### WHAT TO DO:
Reproduce the material below, switching "transcript-segment" to "transcript-line" wherever it occurs and leaving everything else unchanged.

### INPUT FOR THIS TASK:
***
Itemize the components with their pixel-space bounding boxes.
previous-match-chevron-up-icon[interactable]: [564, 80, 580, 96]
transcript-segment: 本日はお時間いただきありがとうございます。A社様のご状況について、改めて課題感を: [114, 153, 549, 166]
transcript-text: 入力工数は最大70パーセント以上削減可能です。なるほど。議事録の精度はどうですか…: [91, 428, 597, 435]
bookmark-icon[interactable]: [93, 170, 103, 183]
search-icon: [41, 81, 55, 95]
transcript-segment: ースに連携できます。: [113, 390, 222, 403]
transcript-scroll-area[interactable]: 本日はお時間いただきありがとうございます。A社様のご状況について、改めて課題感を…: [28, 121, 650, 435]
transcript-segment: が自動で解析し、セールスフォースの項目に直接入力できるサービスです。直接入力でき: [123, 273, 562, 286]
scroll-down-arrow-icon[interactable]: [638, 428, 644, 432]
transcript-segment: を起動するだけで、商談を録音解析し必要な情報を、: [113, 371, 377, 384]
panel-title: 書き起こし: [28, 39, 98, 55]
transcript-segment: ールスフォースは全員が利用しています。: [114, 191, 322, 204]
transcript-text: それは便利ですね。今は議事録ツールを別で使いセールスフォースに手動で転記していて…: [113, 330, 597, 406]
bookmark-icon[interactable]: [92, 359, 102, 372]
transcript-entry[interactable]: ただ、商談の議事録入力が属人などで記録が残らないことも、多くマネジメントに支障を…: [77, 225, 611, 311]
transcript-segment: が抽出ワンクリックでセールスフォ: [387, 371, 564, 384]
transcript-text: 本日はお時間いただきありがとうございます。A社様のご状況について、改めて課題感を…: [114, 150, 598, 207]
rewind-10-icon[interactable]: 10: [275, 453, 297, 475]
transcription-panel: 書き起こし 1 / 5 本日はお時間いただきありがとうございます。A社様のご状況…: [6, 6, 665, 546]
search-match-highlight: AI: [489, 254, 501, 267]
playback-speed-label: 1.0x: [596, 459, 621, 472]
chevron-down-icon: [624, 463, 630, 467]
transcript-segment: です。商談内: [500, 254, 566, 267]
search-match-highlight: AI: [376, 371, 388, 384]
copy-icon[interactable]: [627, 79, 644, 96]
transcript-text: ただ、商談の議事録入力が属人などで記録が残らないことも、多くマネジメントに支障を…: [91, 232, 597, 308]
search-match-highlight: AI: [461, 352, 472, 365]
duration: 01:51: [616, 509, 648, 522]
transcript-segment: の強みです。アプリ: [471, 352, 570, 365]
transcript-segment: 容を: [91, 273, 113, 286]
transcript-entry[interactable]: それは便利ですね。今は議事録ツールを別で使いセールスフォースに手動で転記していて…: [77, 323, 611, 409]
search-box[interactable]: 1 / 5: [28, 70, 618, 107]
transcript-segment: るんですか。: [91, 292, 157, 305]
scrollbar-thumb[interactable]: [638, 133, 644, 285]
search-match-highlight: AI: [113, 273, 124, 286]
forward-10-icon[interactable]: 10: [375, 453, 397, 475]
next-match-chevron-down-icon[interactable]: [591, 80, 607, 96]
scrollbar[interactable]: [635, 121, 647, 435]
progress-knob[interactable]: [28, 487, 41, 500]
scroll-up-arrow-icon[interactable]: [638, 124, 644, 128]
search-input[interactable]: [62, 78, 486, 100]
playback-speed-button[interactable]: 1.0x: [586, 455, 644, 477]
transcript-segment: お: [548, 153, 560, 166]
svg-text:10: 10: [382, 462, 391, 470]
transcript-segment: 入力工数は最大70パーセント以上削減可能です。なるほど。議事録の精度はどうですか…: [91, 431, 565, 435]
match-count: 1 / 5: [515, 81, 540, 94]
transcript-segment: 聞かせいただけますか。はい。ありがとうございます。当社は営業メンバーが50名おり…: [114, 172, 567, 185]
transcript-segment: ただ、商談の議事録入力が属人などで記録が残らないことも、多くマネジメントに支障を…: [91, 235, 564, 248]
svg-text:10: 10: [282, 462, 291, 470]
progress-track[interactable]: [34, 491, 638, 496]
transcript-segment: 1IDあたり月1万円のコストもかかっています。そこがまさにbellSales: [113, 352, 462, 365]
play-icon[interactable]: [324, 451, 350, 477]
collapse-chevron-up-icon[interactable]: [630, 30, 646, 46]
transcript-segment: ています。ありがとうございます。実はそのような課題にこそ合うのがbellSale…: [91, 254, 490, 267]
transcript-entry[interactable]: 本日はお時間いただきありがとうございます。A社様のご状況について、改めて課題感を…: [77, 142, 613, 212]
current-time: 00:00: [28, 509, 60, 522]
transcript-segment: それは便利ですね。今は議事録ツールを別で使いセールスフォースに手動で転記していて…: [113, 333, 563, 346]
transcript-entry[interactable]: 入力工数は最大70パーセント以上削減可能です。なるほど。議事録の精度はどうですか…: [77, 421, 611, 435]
***
### EXERCISE ANSWER:
Itemize the components with their pixel-space bounding boxes.
previous-match-chevron-up-icon[interactable]: [564, 80, 580, 96]
transcript-line: 本日はお時間いただきありがとうございます。A社様のご状況について、改めて課題感を: [114, 153, 549, 166]
transcript-text: 入力工数は最大70パーセント以上削減可能です。なるほど。議事録の精度はどうですか…: [91, 428, 597, 435]
bookmark-icon[interactable]: [93, 170, 103, 183]
search-icon: [41, 81, 55, 95]
transcript-line: ースに連携できます。: [113, 390, 222, 403]
transcript-scroll-area[interactable]: 本日はお時間いただきありがとうございます。A社様のご状況について、改めて課題感を…: [28, 121, 650, 435]
transcript-line: が自動で解析し、セールスフォースの項目に直接入力できるサービスです。直接入力でき: [123, 273, 562, 286]
scroll-down-arrow-icon[interactable]: [638, 428, 644, 432]
transcript-line: を起動するだけで、商談を録音解析し必要な情報を、: [113, 371, 377, 384]
panel-title: 書き起こし: [28, 39, 98, 55]
transcript-line: ールスフォースは全員が利用しています。: [114, 191, 322, 204]
transcript-text: それは便利ですね。今は議事録ツールを別で使いセールスフォースに手動で転記していて…: [113, 330, 597, 406]
bookmark-icon[interactable]: [92, 359, 102, 372]
transcript-entry[interactable]: ただ、商談の議事録入力が属人などで記録が残らないことも、多くマネジメントに支障を…: [77, 225, 611, 311]
transcript-line: が抽出ワンクリックでセールスフォ: [387, 371, 564, 384]
transcript-text: 本日はお時間いただきありがとうございます。A社様のご状況について、改めて課題感を…: [114, 150, 598, 207]
rewind-10-icon[interactable]: 10: [275, 453, 297, 475]
transcription-panel: 書き起こし 1 / 5 本日はお時間いただきありがとうございます。A社様のご状況…: [6, 6, 665, 546]
search-match-highlight: AI: [489, 254, 501, 267]
playback-speed-label: 1.0x: [596, 459, 621, 472]
chevron-down-icon: [624, 463, 630, 467]
transcript-line: です。商談内: [500, 254, 566, 267]
search-match-highlight: AI: [376, 371, 388, 384]
copy-icon[interactable]: [627, 79, 644, 96]
transcript-text: ただ、商談の議事録入力が属人などで記録が残らないことも、多くマネジメントに支障を…: [91, 232, 597, 308]
search-match-highlight: AI: [461, 352, 472, 365]
duration: 01:51: [616, 509, 648, 522]
transcript-line: の強みです。アプリ: [471, 352, 570, 365]
transcript-line: 容を: [91, 273, 113, 286]
transcript-entry[interactable]: それは便利ですね。今は議事録ツールを別で使いセールスフォースに手動で転記していて…: [77, 323, 611, 409]
search-box[interactable]: 1 / 5: [28, 70, 618, 107]
transcript-line: るんですか。: [91, 292, 157, 305]
scrollbar-thumb[interactable]: [638, 133, 644, 285]
search-match-highlight: AI: [113, 273, 124, 286]
forward-10-icon[interactable]: 10: [375, 453, 397, 475]
next-match-chevron-down-icon[interactable]: [591, 80, 607, 96]
scrollbar[interactable]: [635, 121, 647, 435]
progress-knob[interactable]: [28, 487, 41, 500]
scroll-up-arrow-icon[interactable]: [638, 124, 644, 128]
search-input[interactable]: [62, 78, 486, 100]
playback-speed-button[interactable]: 1.0x: [586, 455, 644, 477]
transcript-line: お: [548, 153, 560, 166]
svg-text:10: 10: [382, 462, 391, 470]
transcript-line: 入力工数は最大70パーセント以上削減可能です。なるほど。議事録の精度はどうですか…: [91, 431, 565, 435]
match-count: 1 / 5: [515, 81, 540, 94]
transcript-line: 聞かせいただけますか。はい。ありがとうございます。当社は営業メンバーが50名おり…: [114, 172, 567, 185]
transcript-line: ただ、商談の議事録入力が属人などで記録が残らないことも、多くマネジメントに支障を…: [91, 235, 564, 248]
svg-text:10: 10: [282, 462, 291, 470]
progress-track[interactable]: [34, 491, 638, 496]
transcript-line: 1IDあたり月1万円のコストもかかっています。そこがまさにbellSales: [113, 352, 462, 365]
play-icon[interactable]: [324, 451, 350, 477]
collapse-chevron-up-icon[interactable]: [630, 30, 646, 46]
transcript-line: ています。ありがとうございます。実はそのような課題にこそ合うのがbellSale…: [91, 254, 490, 267]
transcript-entry[interactable]: 本日はお時間いただきありがとうございます。A社様のご状況について、改めて課題感を…: [77, 142, 613, 212]
current-time: 00:00: [28, 509, 60, 522]
transcript-line: それは便利ですね。今は議事録ツールを別で使いセールスフォースに手動で転記していて…: [113, 333, 563, 346]
transcript-entry[interactable]: 入力工数は最大70パーセント以上削減可能です。なるほど。議事録の精度はどうですか…: [77, 421, 611, 435]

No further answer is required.